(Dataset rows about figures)
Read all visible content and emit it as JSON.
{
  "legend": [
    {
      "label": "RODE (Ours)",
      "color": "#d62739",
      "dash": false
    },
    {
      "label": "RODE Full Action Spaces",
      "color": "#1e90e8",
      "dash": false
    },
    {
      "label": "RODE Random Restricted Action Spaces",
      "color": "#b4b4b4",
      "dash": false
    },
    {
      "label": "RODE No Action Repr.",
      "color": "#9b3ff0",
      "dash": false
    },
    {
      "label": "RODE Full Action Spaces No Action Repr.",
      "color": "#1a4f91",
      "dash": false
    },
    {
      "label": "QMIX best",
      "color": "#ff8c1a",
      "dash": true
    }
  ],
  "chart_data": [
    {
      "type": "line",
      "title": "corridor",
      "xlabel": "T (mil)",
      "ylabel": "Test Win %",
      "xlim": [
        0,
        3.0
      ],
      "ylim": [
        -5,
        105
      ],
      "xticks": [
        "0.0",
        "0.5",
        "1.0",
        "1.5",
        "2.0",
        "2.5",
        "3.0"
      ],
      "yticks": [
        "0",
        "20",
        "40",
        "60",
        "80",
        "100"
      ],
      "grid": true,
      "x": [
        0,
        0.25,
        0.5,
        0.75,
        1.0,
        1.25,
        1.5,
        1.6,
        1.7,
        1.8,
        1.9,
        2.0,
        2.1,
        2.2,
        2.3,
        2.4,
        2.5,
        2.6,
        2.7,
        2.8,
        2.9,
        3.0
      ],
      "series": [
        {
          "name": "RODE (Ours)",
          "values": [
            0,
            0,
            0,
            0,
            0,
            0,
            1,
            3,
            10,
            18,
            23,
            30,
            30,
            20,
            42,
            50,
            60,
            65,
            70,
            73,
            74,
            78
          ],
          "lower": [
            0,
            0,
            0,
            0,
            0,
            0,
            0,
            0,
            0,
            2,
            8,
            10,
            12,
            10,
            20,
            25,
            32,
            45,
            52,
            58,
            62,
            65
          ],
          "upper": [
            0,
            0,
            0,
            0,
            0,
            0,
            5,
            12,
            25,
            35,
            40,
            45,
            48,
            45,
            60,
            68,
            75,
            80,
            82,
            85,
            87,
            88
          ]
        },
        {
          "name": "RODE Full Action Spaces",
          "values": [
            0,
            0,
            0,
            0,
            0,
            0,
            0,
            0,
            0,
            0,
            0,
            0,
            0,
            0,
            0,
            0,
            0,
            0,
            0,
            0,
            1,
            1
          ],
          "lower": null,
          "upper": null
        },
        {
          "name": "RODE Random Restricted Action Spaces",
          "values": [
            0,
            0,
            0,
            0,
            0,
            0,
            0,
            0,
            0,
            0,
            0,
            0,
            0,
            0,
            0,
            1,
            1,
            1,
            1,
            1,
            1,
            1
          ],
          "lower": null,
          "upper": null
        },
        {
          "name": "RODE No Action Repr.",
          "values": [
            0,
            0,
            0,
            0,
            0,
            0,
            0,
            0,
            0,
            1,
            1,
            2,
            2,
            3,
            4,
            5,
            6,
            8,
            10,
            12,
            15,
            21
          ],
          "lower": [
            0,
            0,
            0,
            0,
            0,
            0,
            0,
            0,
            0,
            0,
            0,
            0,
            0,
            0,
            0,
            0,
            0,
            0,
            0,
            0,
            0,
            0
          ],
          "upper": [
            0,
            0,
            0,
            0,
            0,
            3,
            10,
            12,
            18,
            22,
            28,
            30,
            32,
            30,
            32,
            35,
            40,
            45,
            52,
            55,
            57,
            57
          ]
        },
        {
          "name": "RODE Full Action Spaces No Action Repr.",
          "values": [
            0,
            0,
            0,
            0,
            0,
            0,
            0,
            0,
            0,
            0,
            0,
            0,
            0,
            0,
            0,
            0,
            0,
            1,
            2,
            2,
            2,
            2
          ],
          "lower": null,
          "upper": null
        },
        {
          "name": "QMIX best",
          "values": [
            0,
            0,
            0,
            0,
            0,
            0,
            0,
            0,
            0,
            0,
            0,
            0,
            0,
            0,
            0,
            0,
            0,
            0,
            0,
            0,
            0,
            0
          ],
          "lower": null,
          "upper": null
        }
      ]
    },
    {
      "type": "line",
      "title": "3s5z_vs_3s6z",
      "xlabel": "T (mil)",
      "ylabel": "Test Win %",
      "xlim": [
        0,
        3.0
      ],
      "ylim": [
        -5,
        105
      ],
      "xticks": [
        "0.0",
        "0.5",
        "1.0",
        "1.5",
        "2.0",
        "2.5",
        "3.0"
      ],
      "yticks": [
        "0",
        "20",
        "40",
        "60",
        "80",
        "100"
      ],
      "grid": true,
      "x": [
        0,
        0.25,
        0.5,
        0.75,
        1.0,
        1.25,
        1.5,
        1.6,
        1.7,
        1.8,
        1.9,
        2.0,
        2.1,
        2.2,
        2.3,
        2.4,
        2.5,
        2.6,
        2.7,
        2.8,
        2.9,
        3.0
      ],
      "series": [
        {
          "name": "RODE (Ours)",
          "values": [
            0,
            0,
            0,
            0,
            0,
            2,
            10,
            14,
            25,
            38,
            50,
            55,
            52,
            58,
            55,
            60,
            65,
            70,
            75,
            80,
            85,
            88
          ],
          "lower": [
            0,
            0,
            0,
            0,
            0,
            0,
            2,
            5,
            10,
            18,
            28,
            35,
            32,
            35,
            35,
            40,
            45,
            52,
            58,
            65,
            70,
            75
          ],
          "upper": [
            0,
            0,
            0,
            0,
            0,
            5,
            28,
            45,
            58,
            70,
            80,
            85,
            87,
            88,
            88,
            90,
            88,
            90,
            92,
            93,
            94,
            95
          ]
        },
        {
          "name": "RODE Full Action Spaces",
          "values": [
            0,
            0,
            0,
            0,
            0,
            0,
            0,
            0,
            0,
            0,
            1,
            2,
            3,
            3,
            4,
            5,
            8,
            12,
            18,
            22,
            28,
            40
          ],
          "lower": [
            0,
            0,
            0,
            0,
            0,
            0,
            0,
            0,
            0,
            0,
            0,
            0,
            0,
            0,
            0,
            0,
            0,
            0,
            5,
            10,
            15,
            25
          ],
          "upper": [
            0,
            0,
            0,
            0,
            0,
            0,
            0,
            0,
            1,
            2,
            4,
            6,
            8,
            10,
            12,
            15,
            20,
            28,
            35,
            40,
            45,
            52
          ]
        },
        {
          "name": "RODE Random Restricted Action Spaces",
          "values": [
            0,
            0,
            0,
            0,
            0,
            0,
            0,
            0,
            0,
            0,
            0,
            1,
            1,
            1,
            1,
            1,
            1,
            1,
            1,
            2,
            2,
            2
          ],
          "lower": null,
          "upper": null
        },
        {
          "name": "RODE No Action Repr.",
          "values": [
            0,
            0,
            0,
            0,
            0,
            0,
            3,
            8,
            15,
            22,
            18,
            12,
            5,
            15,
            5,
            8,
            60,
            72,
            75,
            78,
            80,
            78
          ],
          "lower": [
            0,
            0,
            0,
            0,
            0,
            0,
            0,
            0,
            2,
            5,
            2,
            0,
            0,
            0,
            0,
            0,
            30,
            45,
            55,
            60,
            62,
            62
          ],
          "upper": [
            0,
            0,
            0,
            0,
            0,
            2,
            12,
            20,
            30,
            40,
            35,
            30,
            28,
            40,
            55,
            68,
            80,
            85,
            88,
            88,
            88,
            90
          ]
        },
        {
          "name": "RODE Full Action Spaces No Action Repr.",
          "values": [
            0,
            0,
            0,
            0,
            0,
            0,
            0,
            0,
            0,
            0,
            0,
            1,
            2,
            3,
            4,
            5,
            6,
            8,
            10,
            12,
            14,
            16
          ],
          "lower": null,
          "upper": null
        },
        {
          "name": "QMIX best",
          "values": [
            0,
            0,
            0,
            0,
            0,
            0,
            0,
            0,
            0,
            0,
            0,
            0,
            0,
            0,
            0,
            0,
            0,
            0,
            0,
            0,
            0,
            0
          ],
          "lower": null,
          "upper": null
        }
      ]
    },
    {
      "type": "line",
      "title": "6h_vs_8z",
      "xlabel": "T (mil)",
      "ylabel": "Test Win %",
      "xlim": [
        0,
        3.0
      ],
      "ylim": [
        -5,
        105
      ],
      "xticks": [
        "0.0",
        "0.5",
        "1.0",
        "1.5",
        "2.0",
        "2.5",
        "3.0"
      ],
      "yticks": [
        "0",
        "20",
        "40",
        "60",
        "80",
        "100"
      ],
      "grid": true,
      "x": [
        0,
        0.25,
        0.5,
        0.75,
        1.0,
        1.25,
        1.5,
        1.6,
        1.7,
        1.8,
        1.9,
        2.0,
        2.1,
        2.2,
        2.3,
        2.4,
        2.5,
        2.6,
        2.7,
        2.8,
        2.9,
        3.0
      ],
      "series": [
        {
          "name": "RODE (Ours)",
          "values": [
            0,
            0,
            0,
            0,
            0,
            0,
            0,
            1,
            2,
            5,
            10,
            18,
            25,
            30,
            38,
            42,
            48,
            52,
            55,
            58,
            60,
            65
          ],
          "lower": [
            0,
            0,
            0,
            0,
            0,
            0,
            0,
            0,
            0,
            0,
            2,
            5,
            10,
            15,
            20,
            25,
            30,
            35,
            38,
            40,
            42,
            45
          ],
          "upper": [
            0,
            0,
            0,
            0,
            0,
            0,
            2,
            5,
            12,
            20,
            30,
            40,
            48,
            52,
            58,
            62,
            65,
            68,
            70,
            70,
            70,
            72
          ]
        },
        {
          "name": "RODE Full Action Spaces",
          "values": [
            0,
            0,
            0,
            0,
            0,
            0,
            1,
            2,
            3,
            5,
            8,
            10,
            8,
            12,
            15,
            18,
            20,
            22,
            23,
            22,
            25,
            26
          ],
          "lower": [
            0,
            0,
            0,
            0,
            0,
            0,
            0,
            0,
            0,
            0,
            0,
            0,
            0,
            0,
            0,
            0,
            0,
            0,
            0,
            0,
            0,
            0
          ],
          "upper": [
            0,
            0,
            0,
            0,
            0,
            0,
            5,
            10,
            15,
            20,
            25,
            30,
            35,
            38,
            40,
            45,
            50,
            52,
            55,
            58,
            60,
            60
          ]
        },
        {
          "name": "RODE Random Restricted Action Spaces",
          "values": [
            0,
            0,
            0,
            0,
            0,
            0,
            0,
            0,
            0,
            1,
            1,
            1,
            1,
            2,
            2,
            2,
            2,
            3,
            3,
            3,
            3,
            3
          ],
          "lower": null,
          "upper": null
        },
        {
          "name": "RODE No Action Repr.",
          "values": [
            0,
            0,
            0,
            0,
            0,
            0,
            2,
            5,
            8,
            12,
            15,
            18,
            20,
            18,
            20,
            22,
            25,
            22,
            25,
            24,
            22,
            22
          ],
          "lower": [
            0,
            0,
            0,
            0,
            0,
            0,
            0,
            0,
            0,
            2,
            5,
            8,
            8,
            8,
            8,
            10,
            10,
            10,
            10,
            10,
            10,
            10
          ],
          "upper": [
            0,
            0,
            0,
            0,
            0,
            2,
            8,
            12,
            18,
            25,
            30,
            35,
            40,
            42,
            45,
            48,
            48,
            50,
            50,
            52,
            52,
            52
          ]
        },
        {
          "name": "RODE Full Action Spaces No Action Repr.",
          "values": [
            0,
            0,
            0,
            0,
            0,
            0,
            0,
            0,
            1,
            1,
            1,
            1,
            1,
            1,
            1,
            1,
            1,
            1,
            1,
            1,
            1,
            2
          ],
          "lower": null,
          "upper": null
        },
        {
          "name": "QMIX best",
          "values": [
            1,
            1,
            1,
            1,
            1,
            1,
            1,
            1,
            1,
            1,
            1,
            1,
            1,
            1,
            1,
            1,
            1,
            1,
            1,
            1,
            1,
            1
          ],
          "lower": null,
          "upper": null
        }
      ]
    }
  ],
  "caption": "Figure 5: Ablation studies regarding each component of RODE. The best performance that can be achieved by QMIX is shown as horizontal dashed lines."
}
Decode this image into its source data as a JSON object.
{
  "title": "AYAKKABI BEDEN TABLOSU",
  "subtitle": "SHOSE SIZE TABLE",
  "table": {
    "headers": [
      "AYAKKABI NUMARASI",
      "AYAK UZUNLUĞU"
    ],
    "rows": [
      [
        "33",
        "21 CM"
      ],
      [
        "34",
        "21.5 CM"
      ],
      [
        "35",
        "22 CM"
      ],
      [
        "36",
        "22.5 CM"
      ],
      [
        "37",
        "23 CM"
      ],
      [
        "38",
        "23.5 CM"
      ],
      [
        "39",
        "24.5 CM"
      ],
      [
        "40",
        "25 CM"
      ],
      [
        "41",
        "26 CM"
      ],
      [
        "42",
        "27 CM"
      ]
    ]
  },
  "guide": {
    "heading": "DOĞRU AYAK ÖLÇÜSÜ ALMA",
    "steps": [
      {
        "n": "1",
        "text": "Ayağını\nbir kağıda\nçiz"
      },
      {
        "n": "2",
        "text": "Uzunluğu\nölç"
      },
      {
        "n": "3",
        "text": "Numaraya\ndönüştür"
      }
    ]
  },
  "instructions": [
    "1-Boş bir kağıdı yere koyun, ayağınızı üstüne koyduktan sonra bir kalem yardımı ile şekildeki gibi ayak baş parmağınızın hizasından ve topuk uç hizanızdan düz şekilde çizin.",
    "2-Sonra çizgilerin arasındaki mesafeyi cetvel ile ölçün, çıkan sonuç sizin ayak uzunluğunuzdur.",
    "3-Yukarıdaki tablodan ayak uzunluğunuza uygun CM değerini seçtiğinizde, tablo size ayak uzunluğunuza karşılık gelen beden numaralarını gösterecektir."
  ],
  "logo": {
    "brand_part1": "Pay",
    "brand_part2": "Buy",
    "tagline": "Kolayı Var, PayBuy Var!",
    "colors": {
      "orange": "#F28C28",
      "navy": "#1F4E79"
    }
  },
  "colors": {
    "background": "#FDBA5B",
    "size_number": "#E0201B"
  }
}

• Exercise prompt: Across the records, count the lines holding the string "text". Give the number and stop.

• Completed exercise: 3